What you have to do
Your task is to locate every line holding the string "this" and to copy each of them.

Given records
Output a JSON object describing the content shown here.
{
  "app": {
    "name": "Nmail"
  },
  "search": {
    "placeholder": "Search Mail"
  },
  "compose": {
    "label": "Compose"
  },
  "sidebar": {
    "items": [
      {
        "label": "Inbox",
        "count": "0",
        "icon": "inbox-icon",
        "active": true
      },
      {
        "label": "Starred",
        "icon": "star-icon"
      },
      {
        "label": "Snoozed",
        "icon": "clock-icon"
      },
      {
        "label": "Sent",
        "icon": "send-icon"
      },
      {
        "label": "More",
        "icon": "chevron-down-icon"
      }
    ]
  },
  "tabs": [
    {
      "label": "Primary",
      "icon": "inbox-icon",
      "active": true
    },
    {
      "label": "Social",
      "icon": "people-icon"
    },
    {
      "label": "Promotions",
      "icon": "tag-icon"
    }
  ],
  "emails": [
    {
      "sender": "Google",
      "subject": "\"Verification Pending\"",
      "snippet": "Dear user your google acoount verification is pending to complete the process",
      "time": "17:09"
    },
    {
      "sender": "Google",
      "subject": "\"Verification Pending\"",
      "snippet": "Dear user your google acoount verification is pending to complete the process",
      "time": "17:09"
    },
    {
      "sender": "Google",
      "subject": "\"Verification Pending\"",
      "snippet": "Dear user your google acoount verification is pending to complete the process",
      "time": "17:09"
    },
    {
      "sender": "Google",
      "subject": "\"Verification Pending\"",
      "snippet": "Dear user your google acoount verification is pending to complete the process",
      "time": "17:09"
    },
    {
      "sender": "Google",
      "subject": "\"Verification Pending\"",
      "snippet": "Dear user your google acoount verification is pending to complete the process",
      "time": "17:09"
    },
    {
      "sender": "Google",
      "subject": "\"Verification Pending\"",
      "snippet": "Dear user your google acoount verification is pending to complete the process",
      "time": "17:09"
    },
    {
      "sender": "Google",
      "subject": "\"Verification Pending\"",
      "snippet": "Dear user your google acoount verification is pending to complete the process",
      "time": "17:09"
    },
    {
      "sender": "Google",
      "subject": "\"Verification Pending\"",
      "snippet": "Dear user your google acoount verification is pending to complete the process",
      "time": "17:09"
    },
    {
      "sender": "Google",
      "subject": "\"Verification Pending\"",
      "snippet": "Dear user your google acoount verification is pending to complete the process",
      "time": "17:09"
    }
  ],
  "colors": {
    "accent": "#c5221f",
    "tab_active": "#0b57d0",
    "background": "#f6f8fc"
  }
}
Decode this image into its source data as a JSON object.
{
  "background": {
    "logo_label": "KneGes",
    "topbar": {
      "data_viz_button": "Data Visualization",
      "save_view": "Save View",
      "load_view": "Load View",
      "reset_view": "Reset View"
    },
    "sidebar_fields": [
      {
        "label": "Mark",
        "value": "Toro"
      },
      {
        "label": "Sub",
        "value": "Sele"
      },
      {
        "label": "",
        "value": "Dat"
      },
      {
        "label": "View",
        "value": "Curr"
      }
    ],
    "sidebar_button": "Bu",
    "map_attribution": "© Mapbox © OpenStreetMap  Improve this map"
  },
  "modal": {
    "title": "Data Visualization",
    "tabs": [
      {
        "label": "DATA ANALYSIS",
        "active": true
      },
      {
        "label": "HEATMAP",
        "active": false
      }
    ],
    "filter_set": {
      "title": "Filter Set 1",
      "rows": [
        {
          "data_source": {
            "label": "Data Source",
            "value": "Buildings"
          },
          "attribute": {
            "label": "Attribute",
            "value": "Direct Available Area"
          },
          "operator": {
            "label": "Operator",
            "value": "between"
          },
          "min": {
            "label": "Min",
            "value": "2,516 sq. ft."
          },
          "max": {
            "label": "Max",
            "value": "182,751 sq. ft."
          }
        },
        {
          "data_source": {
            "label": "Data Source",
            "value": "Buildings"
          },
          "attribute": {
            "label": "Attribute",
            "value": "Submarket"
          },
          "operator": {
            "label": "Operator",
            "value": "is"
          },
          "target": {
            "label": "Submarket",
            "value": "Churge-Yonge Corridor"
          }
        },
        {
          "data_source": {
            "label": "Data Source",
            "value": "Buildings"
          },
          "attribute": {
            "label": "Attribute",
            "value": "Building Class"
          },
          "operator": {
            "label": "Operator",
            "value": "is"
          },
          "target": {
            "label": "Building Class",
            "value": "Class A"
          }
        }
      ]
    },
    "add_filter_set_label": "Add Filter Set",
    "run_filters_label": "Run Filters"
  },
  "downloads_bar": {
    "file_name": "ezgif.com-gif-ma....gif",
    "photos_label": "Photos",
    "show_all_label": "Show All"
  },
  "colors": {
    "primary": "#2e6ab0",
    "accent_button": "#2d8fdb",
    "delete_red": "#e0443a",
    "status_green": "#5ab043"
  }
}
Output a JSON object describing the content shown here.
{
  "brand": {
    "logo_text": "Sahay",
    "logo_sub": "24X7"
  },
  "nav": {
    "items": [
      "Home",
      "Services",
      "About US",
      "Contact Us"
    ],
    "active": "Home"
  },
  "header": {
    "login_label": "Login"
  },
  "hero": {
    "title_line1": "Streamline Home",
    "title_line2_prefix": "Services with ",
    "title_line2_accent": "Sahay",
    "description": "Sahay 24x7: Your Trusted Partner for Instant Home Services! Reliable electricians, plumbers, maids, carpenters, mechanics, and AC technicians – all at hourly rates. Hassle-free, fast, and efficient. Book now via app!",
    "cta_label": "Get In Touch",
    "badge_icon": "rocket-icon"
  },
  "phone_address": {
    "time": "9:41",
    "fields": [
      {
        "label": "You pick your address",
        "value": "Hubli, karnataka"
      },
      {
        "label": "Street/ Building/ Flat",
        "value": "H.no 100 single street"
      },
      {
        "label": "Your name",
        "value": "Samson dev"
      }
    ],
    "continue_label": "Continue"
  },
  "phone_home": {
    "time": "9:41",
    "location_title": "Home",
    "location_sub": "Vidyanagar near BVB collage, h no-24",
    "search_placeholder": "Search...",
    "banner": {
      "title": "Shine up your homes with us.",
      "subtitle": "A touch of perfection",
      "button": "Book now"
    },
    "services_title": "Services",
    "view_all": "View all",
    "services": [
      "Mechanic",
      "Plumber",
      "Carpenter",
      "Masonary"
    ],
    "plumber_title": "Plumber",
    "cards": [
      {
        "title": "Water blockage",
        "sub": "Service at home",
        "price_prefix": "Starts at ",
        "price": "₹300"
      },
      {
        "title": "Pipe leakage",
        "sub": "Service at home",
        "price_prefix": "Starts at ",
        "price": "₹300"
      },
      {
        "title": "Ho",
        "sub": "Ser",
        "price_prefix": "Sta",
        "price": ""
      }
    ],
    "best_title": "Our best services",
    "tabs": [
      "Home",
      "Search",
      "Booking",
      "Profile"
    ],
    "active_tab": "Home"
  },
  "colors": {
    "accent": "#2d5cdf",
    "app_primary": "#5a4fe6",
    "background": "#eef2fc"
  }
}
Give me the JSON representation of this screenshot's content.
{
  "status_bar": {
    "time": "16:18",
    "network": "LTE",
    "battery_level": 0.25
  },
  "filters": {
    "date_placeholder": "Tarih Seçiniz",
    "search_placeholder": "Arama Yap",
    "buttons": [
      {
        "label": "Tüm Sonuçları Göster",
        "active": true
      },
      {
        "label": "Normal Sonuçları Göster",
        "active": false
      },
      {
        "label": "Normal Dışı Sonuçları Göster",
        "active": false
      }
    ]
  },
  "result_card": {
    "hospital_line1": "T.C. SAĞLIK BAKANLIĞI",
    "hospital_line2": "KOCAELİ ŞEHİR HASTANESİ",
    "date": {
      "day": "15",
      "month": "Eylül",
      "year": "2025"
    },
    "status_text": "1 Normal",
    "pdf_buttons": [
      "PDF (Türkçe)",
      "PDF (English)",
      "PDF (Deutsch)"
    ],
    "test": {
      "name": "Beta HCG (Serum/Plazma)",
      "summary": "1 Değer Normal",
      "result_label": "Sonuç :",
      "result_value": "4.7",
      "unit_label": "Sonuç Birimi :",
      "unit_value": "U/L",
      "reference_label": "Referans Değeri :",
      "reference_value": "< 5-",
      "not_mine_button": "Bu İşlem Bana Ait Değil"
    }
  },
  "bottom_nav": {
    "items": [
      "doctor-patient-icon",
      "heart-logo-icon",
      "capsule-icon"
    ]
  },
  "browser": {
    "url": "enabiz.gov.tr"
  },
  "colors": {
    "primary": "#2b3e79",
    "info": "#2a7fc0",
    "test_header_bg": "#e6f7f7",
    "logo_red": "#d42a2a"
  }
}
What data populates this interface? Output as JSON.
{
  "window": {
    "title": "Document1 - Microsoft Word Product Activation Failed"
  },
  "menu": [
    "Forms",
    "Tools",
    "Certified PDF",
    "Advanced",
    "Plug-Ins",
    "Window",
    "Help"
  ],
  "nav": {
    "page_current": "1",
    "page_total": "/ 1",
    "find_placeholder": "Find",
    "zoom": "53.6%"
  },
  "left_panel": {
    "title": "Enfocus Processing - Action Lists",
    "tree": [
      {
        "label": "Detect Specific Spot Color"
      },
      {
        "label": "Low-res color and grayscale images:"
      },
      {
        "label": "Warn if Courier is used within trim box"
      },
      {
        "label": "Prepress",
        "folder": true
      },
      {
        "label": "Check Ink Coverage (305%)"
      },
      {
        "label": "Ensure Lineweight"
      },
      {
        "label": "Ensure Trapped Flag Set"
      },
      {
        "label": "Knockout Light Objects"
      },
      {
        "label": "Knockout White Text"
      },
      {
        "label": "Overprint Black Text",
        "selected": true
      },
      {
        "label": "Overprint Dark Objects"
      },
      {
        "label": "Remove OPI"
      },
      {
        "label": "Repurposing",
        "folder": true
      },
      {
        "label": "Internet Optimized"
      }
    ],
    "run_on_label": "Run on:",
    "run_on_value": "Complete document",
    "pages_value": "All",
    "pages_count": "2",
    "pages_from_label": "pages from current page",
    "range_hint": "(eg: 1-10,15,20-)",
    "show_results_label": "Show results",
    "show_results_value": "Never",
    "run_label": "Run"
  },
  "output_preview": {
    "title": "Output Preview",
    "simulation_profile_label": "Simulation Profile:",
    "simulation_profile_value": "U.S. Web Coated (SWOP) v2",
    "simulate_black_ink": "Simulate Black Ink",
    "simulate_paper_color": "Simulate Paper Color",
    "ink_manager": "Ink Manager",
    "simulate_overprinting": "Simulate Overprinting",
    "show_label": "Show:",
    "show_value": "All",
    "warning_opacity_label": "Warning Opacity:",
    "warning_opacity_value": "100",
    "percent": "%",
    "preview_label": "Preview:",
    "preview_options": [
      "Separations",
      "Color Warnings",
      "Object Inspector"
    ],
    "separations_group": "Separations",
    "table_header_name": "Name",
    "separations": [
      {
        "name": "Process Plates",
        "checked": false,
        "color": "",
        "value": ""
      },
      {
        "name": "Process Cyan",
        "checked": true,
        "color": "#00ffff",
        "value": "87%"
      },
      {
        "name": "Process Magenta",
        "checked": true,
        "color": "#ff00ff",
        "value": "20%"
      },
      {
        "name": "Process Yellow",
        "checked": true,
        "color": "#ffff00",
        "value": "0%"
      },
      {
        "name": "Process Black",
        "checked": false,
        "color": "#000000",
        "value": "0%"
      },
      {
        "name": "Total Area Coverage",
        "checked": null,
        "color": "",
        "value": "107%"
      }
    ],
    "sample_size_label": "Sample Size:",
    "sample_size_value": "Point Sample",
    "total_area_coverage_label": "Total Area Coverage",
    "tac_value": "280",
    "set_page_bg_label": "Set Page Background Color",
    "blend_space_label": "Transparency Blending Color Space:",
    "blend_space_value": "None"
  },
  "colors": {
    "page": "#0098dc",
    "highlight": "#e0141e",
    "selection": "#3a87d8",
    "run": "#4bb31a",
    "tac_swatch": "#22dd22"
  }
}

Complete response
Decode this image into its source data as a JSON object.
    "map_attribution": "© Mapbox © OpenStreetMap  Improve this map"
Give me the JSON representation of this screenshot's content.
What data populates this interface? Output as JSON.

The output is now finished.